▶ [RECORDS TO PROCESS]
═══
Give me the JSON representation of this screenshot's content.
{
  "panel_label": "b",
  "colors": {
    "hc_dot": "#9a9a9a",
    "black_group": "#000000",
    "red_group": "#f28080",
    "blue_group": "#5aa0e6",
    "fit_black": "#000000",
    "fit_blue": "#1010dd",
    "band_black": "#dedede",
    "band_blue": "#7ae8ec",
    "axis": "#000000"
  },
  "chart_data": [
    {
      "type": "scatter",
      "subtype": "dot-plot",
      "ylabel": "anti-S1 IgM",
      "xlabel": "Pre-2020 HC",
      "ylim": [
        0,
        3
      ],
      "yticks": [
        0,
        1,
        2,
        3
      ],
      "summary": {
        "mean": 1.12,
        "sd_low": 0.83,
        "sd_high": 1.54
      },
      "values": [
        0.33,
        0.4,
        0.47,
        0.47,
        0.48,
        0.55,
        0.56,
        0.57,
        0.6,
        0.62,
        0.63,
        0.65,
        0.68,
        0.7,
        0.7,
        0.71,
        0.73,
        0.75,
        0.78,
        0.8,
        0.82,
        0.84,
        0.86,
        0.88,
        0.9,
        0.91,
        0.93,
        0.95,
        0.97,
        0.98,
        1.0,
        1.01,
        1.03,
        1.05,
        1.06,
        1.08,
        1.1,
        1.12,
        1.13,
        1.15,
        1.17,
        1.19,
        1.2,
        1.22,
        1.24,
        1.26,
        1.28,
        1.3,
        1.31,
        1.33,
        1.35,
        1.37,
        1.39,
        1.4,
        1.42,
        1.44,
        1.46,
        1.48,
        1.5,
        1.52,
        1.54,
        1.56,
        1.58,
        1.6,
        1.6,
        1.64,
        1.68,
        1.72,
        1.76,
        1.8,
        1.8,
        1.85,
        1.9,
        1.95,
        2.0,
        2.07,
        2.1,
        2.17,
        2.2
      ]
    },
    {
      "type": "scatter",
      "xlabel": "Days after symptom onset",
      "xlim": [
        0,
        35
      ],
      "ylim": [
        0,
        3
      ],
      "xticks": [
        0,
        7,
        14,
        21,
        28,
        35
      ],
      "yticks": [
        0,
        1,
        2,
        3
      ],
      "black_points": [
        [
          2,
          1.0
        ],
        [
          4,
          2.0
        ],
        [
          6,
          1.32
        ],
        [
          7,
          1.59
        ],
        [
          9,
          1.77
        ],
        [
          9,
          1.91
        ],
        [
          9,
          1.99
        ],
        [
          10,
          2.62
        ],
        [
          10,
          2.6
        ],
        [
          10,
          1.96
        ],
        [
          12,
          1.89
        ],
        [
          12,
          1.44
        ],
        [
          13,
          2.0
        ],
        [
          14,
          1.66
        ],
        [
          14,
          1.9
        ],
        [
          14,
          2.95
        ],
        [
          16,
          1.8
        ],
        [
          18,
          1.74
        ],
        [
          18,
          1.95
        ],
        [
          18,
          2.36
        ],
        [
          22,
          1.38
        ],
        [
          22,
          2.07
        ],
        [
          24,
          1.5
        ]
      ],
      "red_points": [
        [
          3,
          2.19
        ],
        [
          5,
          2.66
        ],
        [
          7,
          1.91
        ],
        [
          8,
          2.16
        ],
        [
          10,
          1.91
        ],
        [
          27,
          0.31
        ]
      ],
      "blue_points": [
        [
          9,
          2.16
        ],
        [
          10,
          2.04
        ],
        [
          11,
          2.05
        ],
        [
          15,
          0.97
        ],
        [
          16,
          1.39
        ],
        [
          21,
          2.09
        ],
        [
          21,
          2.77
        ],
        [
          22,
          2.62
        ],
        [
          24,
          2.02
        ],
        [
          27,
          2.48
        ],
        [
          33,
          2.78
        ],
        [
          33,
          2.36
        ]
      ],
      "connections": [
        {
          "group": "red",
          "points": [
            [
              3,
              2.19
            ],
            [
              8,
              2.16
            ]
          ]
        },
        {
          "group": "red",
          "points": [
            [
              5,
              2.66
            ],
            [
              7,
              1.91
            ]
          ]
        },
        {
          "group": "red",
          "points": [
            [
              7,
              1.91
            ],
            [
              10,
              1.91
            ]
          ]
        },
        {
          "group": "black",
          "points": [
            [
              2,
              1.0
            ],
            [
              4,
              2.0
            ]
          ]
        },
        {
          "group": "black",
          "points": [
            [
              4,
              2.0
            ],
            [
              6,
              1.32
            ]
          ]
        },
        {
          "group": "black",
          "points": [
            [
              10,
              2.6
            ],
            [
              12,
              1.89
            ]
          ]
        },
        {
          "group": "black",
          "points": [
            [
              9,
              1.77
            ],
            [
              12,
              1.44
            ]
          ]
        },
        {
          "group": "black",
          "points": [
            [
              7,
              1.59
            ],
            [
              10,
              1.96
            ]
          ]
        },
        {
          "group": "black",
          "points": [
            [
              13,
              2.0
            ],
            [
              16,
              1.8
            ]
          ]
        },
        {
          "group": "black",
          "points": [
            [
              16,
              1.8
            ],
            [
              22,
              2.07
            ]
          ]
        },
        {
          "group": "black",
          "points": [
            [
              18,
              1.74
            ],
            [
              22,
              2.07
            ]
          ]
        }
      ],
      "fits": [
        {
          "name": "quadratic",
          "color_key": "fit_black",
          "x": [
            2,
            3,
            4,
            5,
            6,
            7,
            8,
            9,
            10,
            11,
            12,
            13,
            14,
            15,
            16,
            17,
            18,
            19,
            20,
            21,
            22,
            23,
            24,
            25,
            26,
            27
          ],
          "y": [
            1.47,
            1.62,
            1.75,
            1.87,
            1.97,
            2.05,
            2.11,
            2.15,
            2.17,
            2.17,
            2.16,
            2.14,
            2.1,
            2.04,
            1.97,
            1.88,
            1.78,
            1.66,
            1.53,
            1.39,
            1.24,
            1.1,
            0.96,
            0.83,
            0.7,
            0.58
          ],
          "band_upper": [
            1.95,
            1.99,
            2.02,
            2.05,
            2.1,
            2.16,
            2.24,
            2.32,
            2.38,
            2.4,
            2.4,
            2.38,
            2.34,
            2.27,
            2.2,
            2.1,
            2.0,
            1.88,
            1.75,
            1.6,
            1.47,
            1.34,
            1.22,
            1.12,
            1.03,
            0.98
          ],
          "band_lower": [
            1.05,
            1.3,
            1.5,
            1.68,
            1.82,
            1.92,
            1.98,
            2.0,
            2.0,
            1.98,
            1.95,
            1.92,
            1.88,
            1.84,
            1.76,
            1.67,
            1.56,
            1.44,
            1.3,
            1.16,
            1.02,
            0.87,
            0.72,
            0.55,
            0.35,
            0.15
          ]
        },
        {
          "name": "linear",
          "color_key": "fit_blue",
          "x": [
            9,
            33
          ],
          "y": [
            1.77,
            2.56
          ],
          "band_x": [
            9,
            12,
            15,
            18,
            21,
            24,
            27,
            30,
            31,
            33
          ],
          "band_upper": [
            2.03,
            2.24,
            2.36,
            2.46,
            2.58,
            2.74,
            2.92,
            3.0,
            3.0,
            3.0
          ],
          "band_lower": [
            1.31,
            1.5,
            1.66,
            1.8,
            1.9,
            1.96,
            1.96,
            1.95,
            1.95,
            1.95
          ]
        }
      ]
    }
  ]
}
═══
▶ [INSTRUCTIONS FOR THE TASK]
Reproduce the full listing word for word.

▶ [ANSWER]
Give me the JSON representation of this screenshot's content.
{
  "panel_label": "b",
  "colors": {
    "hc_dot": "#9a9a9a",
    "black_group": "#000000",
    "red_group": "#f28080",
    "blue_group": "#5aa0e6",
    "fit_black": "#000000",
    "fit_blue": "#1010dd",
    "band_black": "#dedede",
    "band_blue": "#7ae8ec",
    "axis": "#000000"
  },
  "chart_data": [
    {
      "type": "scatter",
      "subtype": "dot-plot",
      "ylabel": "anti-S1 IgM",
      "xlabel": "Pre-2020 HC",
      "ylim": [
        0,
        3
      ],
      "yticks": [
        0,
        1,
        2,
        3
      ],
      "summary": {
        "mean": 1.12,
        "sd_low": 0.83,
        "sd_high": 1.54
      },
      "values": [
        0.33,
        0.4,
        0.47,
        0.47,
        0.48,
        0.55,
        0.56,
        0.57,
        0.6,
        0.62,
        0.63,
        0.65,
        0.68,
        0.7,
        0.7,
        0.71,
        0.73,
        0.75,
        0.78,
        0.8,
        0.82,
        0.84,
        0.86,
        0.88,
        0.9,
        0.91,
        0.93,
        0.95,
        0.97,
        0.98,
        1.0,
        1.01,
        1.03,
        1.05,
        1.06,
        1.08,
        1.1,
        1.12,
        1.13,
        1.15,
        1.17,
        1.19,
        1.2,
        1.22,
        1.24,
        1.26,
        1.28,
        1.3,
        1.31,
        1.33,
        1.35,
        1.37,
        1.39,
        1.4,
        1.42,
        1.44,
        1.46,
        1.48,
        1.5,
        1.52,
        1.54,
        1.56,
        1.58,
        1.6,
        1.6,
        1.64,
        1.68,
        1.72,
        1.76,
        1.8,
        1.8,
        1.85,
        1.9,
        1.95,
        2.0,
        2.07,
        2.1,
        2.17,
        2.2
      ]
    },
    {
      "type": "scatter",
      "xlabel": "Days after symptom onset",
      "xlim": [
        0,
        35
      ],
      "ylim": [
        0,
        3
      ],
      "xticks": [
        0,
        7,
        14,
        21,
        28,
        35
      ],
      "yticks": [
        0,
        1,
        2,
        3
      ],
      "black_points": [
        [
          2,
          1.0
        ],
        [
          4,
          2.0
        ],
        [
          6,
          1.32
        ],
        [
          7,
          1.59
        ],
        [
          9,
          1.77
        ],
        [
          9,
          1.91
        ],
        [
          9,
          1.99
        ],
        [
          10,
          2.62
        ],
        [
          10,
          2.6
        ],
        [
          10,
          1.96
        ],
        [
          12,
          1.89
        ],
        [
          12,
          1.44
        ],
        [
          13,
          2.0
        ],
        [
          14,
          1.66
        ],
        [
          14,
          1.9
        ],
        [
          14,
          2.95
        ],
        [
          16,
          1.8
        ],
        [
          18,
          1.74
        ],
        [
          18,
          1.95
        ],
        [
          18,
          2.36
        ],
        [
          22,
          1.38
        ],
        [
          22,
          2.07
        ],
        [
          24,
          1.5
        ]
      ],
      "red_points": [
        [
          3,
          2.19
        ],
        [
          5,
          2.66
        ],
        [
          7,
          1.91
        ],
        [
          8,
          2.16
        ],
        [
          10,
          1.91
        ],
        [
          27,
          0.31
        ]
      ],
      "blue_points": [
        [
          9,
          2.16
        ],
        [
          10,
          2.04
        ],
        [
          11,
          2.05
        ],
        [
          15,
          0.97
        ],
        [
          16,
          1.39
        ],
        [
          21,
          2.09
        ],
        [
          21,
          2.77
        ],
        [
          22,
          2.62
        ],
        [
          24,
          2.02
        ],
        [
          27,
          2.48
        ],
        [
          33,
          2.78
        ],
        [
          33,
          2.36
        ]
      ],
      "connections": [
        {
          "group": "red",
          "points": [
            [
              3,
              2.19
            ],
            [
              8,
              2.16
            ]
          ]
        },
        {
          "group": "red",
          "points": [
            [
              5,
              2.66
            ],
            [
              7,
              1.91
            ]
          ]
        },
        {
          "group": "red",
          "points": [
            [
              7,
              1.91
            ],
            [
              10,
              1.91
            ]
          ]
        },
        {
          "group": "black",
          "points": [
            [
              2,
              1.0
            ],
            [
              4,
              2.0
            ]
          ]
        },
        {
          "group": "black",
          "points": [
            [
              4,
              2.0
            ],
            [
              6,
              1.32
            ]
          ]
        },
        {
          "group": "black",
          "points": [
            [
              10,
              2.6
            ],
            [
              12,
              1.89
            ]
          ]
        },
        {
          "group": "black",
          "points": [
            [
              9,
              1.77
            ],
            [
              12,
              1.44
            ]
          ]
        },
        {
          "group": "black",
          "points": [
            [
              7,
              1.59
            ],
            [
              10,
              1.96
            ]
          ]
        },
        {
          "group": "black",
          "points": [
            [
              13,
              2.0
            ],
            [
              16,
              1.8
            ]
          ]
        },
        {
          "group": "black",
          "points": [
            [
              16,
              1.8
            ],
            [
              22,
              2.07
            ]
          ]
        },
        {
          "group": "black",
          "points": [
            [
              18,
              1.74
            ],
            [
              22,
              2.07
            ]
          ]
        }
      ],
      "fits": [
        {
          "name": "quadratic",
          "color_key": "fit_black",
          "x": [
            2,
            3,
            4,
            5,
            6,
            7,
            8,
            9,
            10,
            11,
            12,
            13,
            14,
            15,
            16,
            17,
            18,
            19,
            20,
            21,
            22,
            23,
            24,
            25,
            26,
            27
          ],
          "y": [
            1.47,
            1.62,
            1.75,
            1.87,
            1.97,
            2.05,
            2.11,
            2.15,
            2.17,
            2.17,
            2.16,
            2.14,
            2.1,
            2.04,
            1.97,
            1.88,
            1.78,
            1.66,
            1.53,
            1.39,
            1.24,
            1.1,
            0.96,
            0.83,
            0.7,
            0.58
          ],
          "band_upper": [
            1.95,
            1.99,
            2.02,
            2.05,
            2.1,
            2.16,
            2.24,
            2.32,
            2.38,
            2.4,
            2.4,
            2.38,
            2.34,
            2.27,
            2.2,
            2.1,
            2.0,
            1.88,
            1.75,
            1.6,
            1.47,
            1.34,
            1.22,
            1.12,
            1.03,
            0.98
          ],
          "band_lower": [
            1.05,
            1.3,
            1.5,
            1.68,
            1.82,
            1.92,
            1.98,
            2.0,
            2.0,
            1.98,
            1.95,
            1.92,
            1.88,
            1.84,
            1.76,
            1.67,
            1.56,
            1.44,
            1.3,
            1.16,
            1.02,
            0.87,
            0.72,
            0.55,
            0.35,
            0.15
          ]
        },
        {
          "name": "linear",
          "color_key": "fit_blue",
          "x": [
            9,
            33
          ],
          "y": [
            1.77,
            2.56
          ],
          "band_x": [
            9,
            12,
            15,
            18,
            21,
            24,
            27,
            30,
            31,
            33
          ],
          "band_upper": [
            2.03,
            2.24,
            2.36,
            2.46,
            2.58,
            2.74,
            2.92,
            3.0,
            3.0,
            3.0
          ],
          "band_lower": [
            1.31,
            1.5,
            1.66,
            1.8,
            1.9,
            1.96,
            1.96,
            1.95,
            1.95,
            1.95
          ]
        }
      ]
    }
  ]
}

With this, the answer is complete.